→ **Exercise directions**
Run through the records and, wherever a line holds the word "count", return that line.

+++

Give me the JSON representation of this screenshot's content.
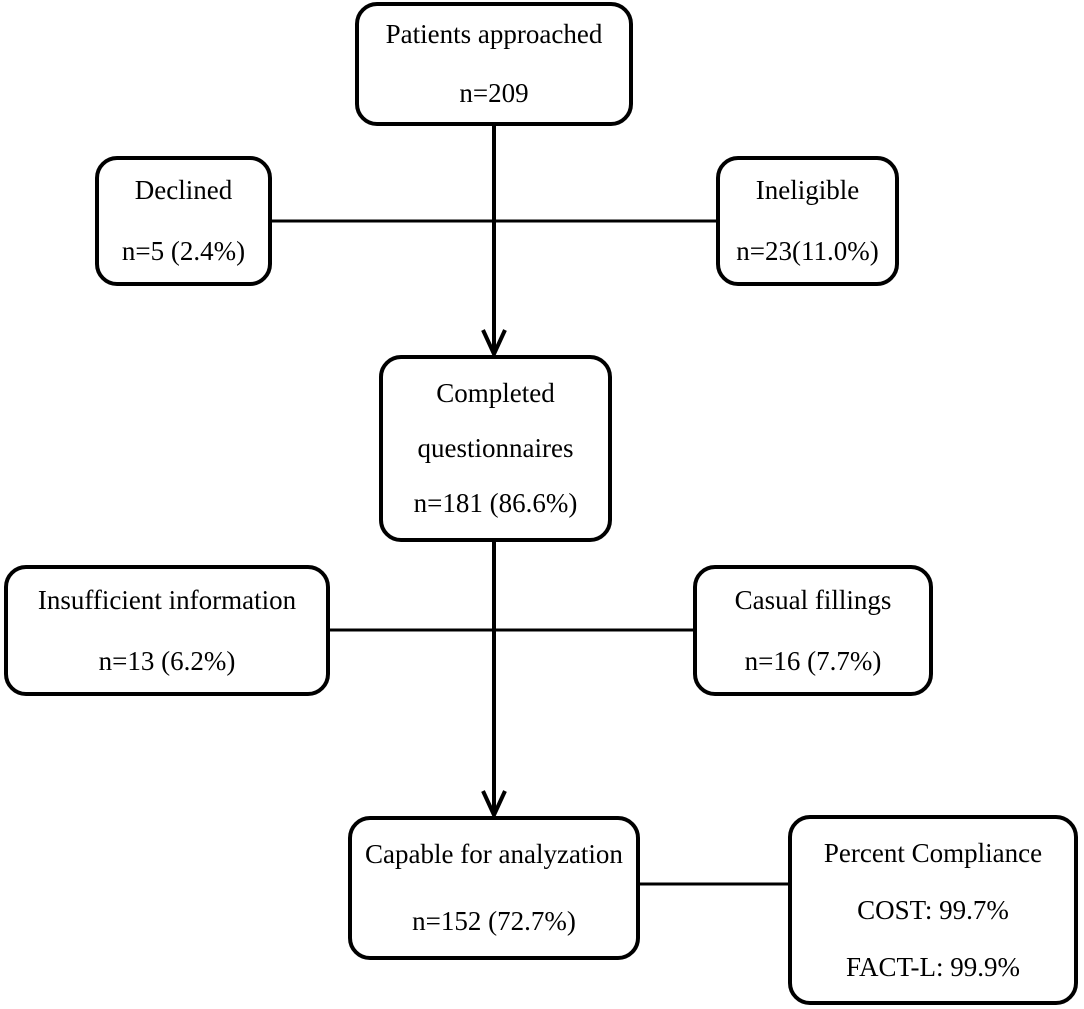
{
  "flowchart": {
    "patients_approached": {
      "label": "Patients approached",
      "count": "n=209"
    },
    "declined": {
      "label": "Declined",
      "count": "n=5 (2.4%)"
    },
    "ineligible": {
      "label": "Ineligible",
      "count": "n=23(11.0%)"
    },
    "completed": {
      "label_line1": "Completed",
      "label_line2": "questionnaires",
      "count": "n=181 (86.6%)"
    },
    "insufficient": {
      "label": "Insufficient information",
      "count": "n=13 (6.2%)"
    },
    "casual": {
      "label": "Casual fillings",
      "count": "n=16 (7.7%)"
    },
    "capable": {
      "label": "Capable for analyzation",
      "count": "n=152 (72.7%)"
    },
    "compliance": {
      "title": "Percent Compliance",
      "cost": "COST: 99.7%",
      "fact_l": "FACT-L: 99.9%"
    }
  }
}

+++

→ **Answer**
      "count": "n=209"
      "count": "n=5 (2.4%)"
      "count": "n=23(11.0%)"
      "count": "n=181 (86.6%)"
      "count": "n=13 (6.2%)"
      "count": "n=16 (7.7%)"
      "count": "n=152 (72.7%)"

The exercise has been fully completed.